EXERCISE GOAL: Copy out every record below with complete accuracy.

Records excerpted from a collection
____
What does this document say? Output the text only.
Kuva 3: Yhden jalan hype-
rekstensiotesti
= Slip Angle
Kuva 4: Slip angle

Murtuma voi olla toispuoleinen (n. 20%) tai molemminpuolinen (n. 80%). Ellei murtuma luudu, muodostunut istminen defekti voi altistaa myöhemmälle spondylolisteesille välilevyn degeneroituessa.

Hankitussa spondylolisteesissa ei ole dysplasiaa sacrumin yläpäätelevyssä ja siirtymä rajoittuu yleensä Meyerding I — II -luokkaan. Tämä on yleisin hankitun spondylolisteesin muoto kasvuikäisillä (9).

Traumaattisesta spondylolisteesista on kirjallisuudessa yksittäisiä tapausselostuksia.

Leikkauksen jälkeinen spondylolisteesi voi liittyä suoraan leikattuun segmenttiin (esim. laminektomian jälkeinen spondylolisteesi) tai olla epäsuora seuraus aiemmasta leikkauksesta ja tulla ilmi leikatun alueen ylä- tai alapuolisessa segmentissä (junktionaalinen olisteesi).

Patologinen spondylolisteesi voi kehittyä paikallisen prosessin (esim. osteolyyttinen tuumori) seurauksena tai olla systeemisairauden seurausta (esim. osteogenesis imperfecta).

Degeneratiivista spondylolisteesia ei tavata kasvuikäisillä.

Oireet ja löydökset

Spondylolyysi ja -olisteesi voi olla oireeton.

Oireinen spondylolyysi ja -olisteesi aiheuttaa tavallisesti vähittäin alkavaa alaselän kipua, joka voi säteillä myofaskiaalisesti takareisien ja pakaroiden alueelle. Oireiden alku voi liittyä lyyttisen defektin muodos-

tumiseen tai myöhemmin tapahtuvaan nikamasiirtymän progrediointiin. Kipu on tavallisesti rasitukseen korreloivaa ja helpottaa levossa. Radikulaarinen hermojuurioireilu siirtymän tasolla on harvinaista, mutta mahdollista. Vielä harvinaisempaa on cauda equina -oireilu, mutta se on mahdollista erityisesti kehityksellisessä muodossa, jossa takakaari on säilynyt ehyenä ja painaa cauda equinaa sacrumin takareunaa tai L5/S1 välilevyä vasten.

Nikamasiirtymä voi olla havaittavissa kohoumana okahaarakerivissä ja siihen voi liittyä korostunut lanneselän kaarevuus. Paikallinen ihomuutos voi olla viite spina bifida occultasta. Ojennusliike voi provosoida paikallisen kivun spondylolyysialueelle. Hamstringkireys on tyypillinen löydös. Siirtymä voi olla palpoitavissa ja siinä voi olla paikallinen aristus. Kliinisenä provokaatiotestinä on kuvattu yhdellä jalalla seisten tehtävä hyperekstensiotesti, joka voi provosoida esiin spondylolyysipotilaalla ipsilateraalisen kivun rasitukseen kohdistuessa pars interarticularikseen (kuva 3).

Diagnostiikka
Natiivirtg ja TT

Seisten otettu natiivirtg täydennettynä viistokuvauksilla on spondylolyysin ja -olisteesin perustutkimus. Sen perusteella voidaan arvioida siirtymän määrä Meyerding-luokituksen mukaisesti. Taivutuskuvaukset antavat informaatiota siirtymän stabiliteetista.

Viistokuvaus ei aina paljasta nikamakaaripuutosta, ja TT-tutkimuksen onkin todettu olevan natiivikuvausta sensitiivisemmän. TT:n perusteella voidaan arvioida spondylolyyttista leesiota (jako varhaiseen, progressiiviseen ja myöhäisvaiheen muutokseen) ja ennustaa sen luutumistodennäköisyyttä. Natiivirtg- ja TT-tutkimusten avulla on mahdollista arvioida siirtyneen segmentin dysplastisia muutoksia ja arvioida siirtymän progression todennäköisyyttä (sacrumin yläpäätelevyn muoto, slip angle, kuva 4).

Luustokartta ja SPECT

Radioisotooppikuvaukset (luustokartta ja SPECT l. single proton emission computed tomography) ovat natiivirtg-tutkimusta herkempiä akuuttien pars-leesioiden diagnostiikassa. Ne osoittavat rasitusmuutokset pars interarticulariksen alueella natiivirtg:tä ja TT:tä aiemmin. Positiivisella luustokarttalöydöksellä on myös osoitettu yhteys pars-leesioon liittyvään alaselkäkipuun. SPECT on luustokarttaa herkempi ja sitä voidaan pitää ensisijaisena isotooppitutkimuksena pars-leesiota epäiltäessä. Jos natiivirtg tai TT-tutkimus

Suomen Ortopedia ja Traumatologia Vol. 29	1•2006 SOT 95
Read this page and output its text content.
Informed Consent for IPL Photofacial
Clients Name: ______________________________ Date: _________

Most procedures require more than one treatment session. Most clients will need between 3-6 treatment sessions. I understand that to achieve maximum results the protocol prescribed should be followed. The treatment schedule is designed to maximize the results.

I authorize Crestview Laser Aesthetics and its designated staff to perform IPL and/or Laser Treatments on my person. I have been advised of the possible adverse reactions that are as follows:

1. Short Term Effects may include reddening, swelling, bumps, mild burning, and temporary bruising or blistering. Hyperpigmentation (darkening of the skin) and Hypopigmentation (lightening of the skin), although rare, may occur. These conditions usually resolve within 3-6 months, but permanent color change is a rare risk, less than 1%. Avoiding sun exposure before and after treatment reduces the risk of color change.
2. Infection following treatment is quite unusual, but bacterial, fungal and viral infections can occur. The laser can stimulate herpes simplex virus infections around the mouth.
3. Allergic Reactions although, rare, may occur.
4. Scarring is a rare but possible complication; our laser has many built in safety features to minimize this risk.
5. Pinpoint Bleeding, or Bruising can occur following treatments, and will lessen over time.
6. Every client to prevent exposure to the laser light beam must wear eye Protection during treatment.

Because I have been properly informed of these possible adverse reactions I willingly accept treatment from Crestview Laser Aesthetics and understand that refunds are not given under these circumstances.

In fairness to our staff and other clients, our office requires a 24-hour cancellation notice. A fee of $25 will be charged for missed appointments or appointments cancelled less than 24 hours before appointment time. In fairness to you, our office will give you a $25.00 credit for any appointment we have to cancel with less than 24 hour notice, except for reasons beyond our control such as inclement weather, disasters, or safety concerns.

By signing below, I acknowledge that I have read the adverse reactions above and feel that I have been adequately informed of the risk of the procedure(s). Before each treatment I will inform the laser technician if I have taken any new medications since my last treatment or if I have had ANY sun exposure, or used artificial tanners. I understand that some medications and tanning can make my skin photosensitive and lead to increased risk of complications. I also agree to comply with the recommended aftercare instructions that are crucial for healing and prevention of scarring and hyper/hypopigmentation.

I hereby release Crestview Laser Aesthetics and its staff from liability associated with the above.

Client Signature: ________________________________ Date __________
____
TASK RESULT:
What does this document say? Output the text only.
Kuva 3: Yhden jalan hype-
rekstensiotesti
= Slip Angle
Kuva 4: Slip angle

Murtuma voi olla toispuoleinen (n. 20%) tai molemminpuolinen (n. 80%). Ellei murtuma luudu, muodostunut istminen defekti voi altistaa myöhemmälle spondylolisteesille välilevyn degeneroituessa.

Hankitussa spondylolisteesissa ei ole dysplasiaa sacrumin yläpäätelevyssä ja siirtymä rajoittuu yleensä Meyerding I — II -luokkaan. Tämä on yleisin hankitun spondylolisteesin muoto kasvuikäisillä (9).

Traumaattisesta spondylolisteesista on kirjallisuudessa yksittäisiä tapausselostuksia.

Leikkauksen jälkeinen spondylolisteesi voi liittyä suoraan leikattuun segmenttiin (esim. laminektomian jälkeinen spondylolisteesi) tai olla epäsuora seuraus aiemmasta leikkauksesta ja tulla ilmi leikatun alueen ylä- tai alapuolisessa segmentissä (junktionaalinen olisteesi).

Patologinen spondylolisteesi voi kehittyä paikallisen prosessin (esim. osteolyyttinen tuumori) seurauksena tai olla systeemisairauden seurausta (esim. osteogenesis imperfecta).

Degeneratiivista spondylolisteesia ei tavata kasvuikäisillä.

Oireet ja löydökset

Spondylolyysi ja -olisteesi voi olla oireeton.

Oireinen spondylolyysi ja -olisteesi aiheuttaa tavallisesti vähittäin alkavaa alaselän kipua, joka voi säteillä myofaskiaalisesti takareisien ja pakaroiden alueelle. Oireiden alku voi liittyä lyyttisen defektin muodos-

tumiseen tai myöhemmin tapahtuvaan nikamasiirtymän progrediointiin. Kipu on tavallisesti rasitukseen korreloivaa ja helpottaa levossa. Radikulaarinen hermojuurioireilu siirtymän tasolla on harvinaista, mutta mahdollista. Vielä harvinaisempaa on cauda equina -oireilu, mutta se on mahdollista erityisesti kehityksellisessä muodossa, jossa takakaari on säilynyt ehyenä ja painaa cauda equinaa sacrumin takareunaa tai L5/S1 välilevyä vasten.

Nikamasiirtymä voi olla havaittavissa kohoumana okahaarakerivissä ja siihen voi liittyä korostunut lanneselän kaarevuus. Paikallinen ihomuutos voi olla viite spina bifida occultasta. Ojennusliike voi provosoida paikallisen kivun spondylolyysialueelle. Hamstringkireys on tyypillinen löydös. Siirtymä voi olla palpoitavissa ja siinä voi olla paikallinen aristus. Kliinisenä provokaatiotestinä on kuvattu yhdellä jalalla seisten tehtävä hyperekstensiotesti, joka voi provosoida esiin spondylolyysipotilaalla ipsilateraalisen kivun rasitukseen kohdistuessa pars interarticularikseen (kuva 3).

Diagnostiikka
Natiivirtg ja TT

Seisten otettu natiivirtg täydennettynä viistokuvauksilla on spondylolyysin ja -olisteesin perustutkimus. Sen perusteella voidaan arvioida siirtymän määrä Meyerding-luokituksen mukaisesti. Taivutuskuvaukset antavat informaatiota siirtymän stabiliteetista.

Viistokuvaus ei aina paljasta nikamakaaripuutosta, ja TT-tutkimuksen onkin todettu olevan natiivikuvausta sensitiivisemmän. TT:n perusteella voidaan arvioida spondylolyyttista leesiota (jako varhaiseen, progressiiviseen ja myöhäisvaiheen muutokseen) ja ennustaa sen luutumistodennäköisyyttä. Natiivirtg- ja TT-tutkimusten avulla on mahdollista arvioida siirtyneen segmentin dysplastisia muutoksia ja arvioida siirtymän progression todennäköisyyttä (sacrumin yläpäätelevyn muoto, slip angle, kuva 4).

Luustokartta ja SPECT

Radioisotooppikuvaukset (luustokartta ja SPECT l. single proton emission computed tomography) ovat natiivirtg-tutkimusta herkempiä akuuttien pars-leesioiden diagnostiikassa. Ne osoittavat rasitusmuutokset pars interarticulariksen alueella natiivirtg:tä ja TT:tä aiemmin. Positiivisella luustokarttalöydöksellä on myös osoitettu yhteys pars-leesioon liittyvään alaselkäkipuun. SPECT on luustokarttaa herkempi ja sitä voidaan pitää ensisijaisena isotooppitutkimuksena pars-leesiota epäiltäessä. Jos natiivirtg tai TT-tutkimus

Suomen Ortopedia ja Traumatologia Vol. 29	1•2006 SOT 95
Read this page and output its text content.
Informed Consent for IPL Photofacial
Clients Name: ______________________________ Date: _________

Most procedures require more than one treatment session. Most clients will need between 3-6 treatment sessions. I understand that to achieve maximum results the protocol prescribed should be followed. The treatment schedule is designed to maximize the results.

I authorize Crestview Laser Aesthetics and its designated staff to perform IPL and/or Laser Treatments on my person. I have been advised of the possible adverse reactions that are as follows:

1. Short Term Effects may include reddening, swelling, bumps, mild burning, and temporary bruising or blistering. Hyperpigmentation (darkening of the skin) and Hypopigmentation (lightening of the skin), although rare, may occur. These conditions usually resolve within 3-6 months, but permanent color change is a rare risk, less than 1%. Avoiding sun exposure before and after treatment reduces the risk of color change.
2. Infection following treatment is quite unusual, but bacterial, fungal and viral infections can occur. The laser can stimulate herpes simplex virus infections around the mouth.
3. Allergic Reactions although, rare, may occur.
4. Scarring is a rare but possible complication; our laser has many built in safety features to minimize this risk.
5. Pinpoint Bleeding, or Bruising can occur following treatments, and will lessen over time.
6. Every client to prevent exposure to the laser light beam must wear eye Protection during treatment.

Because I have been properly informed of these possible adverse reactions I willingly accept treatment from Crestview Laser Aesthetics and understand that refunds are not given under these circumstances.

In fairness to our staff and other clients, our office requires a 24-hour cancellation notice. A fee of $25 will be charged for missed appointments or appointments cancelled less than 24 hours before appointment time. In fairness to you, our office will give you a $25.00 credit for any appointment we have to cancel with less than 24 hour notice, except for reasons beyond our control such as inclement weather, disasters, or safety concerns.

By signing below, I acknowledge that I have read the adverse reactions above and feel that I have been adequately informed of the risk of the procedure(s). Before each treatment I will inform the laser technician if I have taken any new medications since my last treatment or if I have had ANY sun exposure, or used artificial tanners. I understand that some medications and tanning can make my skin photosensitive and lead to increased risk of complications. I also agree to comply with the recommended aftercare instructions that are crucial for healing and prevention of scarring and hyper/hypopigmentation.

I hereby release Crestview Laser Aesthetics and its staff from liability associated with the above.

Client Signature: ________________________________ Date __________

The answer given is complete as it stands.